◆ **Stated task**:
Lines containing the string "Trends" are to be counted; report the number and nothing more.

## BEGIN Given records

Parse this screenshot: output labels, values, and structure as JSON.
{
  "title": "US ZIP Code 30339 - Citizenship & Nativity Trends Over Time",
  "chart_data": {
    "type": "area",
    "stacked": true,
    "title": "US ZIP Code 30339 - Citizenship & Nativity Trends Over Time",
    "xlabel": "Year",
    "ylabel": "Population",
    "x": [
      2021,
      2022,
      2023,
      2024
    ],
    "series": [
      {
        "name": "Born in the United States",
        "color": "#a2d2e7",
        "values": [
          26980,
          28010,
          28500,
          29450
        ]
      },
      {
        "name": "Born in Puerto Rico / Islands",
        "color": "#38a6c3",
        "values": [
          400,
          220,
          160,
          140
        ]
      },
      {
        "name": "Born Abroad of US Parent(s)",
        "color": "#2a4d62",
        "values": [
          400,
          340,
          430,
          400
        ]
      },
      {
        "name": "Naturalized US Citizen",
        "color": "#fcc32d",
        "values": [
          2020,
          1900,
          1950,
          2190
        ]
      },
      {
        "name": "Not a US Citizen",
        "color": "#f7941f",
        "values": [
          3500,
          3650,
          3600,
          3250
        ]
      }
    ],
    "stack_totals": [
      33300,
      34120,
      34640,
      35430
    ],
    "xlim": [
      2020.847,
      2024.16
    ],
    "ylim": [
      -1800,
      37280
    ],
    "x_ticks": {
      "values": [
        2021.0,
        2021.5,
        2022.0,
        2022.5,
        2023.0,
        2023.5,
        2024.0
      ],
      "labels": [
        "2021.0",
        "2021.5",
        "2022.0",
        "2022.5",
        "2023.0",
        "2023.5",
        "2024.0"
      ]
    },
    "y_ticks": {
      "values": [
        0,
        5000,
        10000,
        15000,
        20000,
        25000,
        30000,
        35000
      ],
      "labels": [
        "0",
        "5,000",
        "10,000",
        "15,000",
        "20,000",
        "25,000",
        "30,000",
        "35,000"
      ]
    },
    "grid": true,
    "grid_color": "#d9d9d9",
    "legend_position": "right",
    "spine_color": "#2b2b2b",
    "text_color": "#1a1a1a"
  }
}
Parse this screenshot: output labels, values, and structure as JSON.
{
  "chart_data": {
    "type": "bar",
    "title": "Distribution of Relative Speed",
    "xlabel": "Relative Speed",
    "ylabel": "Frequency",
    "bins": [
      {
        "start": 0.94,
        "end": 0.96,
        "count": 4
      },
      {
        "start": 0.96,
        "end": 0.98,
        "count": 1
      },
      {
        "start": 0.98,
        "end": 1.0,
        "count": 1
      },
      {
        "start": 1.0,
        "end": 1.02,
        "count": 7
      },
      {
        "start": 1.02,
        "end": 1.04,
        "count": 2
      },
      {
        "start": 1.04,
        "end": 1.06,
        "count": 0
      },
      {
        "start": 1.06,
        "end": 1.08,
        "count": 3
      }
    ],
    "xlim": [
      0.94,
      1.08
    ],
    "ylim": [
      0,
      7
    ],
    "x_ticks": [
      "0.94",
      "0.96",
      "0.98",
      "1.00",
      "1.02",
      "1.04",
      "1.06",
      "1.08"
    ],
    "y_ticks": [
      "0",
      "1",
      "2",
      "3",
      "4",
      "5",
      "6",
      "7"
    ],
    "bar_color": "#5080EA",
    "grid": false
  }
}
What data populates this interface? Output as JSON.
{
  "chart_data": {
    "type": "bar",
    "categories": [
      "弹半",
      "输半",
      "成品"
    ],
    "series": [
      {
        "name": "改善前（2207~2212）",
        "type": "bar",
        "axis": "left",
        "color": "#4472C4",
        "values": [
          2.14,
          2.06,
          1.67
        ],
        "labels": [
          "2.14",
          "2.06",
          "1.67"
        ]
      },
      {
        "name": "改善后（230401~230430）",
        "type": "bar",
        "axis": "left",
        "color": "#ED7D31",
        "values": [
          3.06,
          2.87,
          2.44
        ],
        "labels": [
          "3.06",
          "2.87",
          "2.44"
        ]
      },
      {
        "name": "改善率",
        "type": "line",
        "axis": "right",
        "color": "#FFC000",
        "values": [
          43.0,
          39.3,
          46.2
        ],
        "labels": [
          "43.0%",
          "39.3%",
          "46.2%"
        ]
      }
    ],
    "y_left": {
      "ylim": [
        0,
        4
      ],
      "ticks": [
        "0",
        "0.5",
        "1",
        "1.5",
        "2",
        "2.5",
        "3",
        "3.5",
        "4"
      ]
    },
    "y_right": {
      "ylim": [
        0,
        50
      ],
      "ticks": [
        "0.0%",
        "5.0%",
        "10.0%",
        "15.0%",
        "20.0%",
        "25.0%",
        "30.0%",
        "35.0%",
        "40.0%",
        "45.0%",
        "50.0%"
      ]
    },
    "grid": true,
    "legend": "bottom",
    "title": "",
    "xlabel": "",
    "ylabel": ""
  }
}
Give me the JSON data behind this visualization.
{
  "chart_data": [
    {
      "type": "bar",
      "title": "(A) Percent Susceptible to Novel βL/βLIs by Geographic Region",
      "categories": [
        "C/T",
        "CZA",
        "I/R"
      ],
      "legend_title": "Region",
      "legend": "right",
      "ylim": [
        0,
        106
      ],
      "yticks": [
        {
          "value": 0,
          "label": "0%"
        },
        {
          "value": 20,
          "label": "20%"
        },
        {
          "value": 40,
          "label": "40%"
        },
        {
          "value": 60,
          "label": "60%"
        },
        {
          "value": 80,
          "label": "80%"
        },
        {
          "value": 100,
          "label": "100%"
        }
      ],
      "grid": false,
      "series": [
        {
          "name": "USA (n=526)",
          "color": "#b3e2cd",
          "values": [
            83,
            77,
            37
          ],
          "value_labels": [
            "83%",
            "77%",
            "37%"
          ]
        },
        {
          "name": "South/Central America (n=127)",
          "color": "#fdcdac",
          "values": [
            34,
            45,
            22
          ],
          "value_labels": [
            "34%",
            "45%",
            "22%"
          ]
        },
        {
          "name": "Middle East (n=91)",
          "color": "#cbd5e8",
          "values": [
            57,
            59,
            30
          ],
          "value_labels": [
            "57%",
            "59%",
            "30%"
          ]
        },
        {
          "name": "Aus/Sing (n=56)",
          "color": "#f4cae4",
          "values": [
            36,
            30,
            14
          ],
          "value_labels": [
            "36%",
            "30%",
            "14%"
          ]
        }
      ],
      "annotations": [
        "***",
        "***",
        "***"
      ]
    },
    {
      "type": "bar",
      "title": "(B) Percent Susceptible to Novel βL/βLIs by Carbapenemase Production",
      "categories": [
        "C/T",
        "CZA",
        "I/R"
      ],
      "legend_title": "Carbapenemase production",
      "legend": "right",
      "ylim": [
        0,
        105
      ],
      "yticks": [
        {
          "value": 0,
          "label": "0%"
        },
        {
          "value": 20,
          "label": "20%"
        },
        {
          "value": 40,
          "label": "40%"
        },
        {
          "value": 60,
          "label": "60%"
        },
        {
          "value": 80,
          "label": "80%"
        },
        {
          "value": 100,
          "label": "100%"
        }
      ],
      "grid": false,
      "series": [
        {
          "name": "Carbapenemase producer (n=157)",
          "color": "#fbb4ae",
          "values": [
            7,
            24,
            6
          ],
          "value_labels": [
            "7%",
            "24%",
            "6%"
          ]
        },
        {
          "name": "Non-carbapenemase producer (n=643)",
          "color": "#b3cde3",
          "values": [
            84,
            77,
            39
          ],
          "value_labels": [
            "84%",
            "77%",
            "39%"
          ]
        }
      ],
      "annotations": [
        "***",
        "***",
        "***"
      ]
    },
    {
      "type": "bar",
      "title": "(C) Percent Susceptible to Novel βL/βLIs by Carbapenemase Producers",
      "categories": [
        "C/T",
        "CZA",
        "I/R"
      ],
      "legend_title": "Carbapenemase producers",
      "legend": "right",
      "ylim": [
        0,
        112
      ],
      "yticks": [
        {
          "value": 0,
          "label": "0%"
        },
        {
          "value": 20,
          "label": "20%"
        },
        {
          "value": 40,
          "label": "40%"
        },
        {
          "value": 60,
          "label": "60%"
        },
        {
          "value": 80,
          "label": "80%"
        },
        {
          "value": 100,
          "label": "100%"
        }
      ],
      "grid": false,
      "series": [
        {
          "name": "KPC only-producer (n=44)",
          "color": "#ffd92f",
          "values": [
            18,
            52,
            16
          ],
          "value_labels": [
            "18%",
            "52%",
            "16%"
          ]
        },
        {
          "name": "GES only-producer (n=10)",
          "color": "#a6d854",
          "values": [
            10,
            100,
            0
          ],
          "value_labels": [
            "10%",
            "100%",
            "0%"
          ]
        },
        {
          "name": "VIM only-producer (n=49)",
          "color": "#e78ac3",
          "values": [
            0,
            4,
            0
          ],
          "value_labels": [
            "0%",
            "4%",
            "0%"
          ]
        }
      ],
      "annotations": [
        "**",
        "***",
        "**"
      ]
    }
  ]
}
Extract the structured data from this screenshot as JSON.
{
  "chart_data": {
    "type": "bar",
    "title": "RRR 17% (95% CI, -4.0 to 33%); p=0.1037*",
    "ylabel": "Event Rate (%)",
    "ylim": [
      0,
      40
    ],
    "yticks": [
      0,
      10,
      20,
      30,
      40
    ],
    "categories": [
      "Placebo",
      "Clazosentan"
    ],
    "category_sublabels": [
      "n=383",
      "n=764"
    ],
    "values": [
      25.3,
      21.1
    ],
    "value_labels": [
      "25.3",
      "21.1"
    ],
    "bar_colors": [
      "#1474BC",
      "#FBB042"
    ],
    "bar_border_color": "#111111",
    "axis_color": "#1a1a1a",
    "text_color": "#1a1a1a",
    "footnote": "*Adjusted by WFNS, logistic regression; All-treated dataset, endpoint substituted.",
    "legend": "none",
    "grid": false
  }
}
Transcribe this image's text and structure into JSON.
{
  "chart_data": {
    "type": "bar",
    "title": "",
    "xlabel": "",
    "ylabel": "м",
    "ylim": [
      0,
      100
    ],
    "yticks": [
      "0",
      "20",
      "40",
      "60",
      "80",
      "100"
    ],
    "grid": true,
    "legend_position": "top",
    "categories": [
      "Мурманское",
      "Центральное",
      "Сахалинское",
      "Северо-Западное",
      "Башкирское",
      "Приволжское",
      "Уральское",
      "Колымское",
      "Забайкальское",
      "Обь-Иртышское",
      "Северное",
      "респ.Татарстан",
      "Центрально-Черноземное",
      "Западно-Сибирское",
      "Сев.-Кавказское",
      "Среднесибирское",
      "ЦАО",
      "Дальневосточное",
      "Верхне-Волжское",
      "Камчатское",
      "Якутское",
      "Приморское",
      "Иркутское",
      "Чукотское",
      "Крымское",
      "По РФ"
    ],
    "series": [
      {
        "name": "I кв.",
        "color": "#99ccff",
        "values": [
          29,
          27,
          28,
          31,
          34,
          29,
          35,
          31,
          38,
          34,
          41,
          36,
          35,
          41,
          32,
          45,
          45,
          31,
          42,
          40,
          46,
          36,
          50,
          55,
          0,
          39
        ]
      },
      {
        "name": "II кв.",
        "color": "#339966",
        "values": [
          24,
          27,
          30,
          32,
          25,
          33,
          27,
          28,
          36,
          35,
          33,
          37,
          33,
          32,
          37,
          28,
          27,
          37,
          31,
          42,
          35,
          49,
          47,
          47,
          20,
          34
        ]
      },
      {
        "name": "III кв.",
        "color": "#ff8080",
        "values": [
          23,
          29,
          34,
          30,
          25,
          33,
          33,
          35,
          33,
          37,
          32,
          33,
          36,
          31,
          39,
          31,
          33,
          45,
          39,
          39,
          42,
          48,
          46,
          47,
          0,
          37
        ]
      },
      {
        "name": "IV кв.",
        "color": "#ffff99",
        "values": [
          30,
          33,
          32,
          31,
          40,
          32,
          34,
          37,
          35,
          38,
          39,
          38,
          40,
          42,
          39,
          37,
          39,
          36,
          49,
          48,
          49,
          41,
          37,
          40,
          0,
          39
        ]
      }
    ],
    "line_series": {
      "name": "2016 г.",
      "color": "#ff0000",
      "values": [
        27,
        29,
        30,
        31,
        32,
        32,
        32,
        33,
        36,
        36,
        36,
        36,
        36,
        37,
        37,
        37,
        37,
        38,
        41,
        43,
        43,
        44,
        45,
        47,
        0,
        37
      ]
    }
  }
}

## END Given records

◆ **Final answer**:
2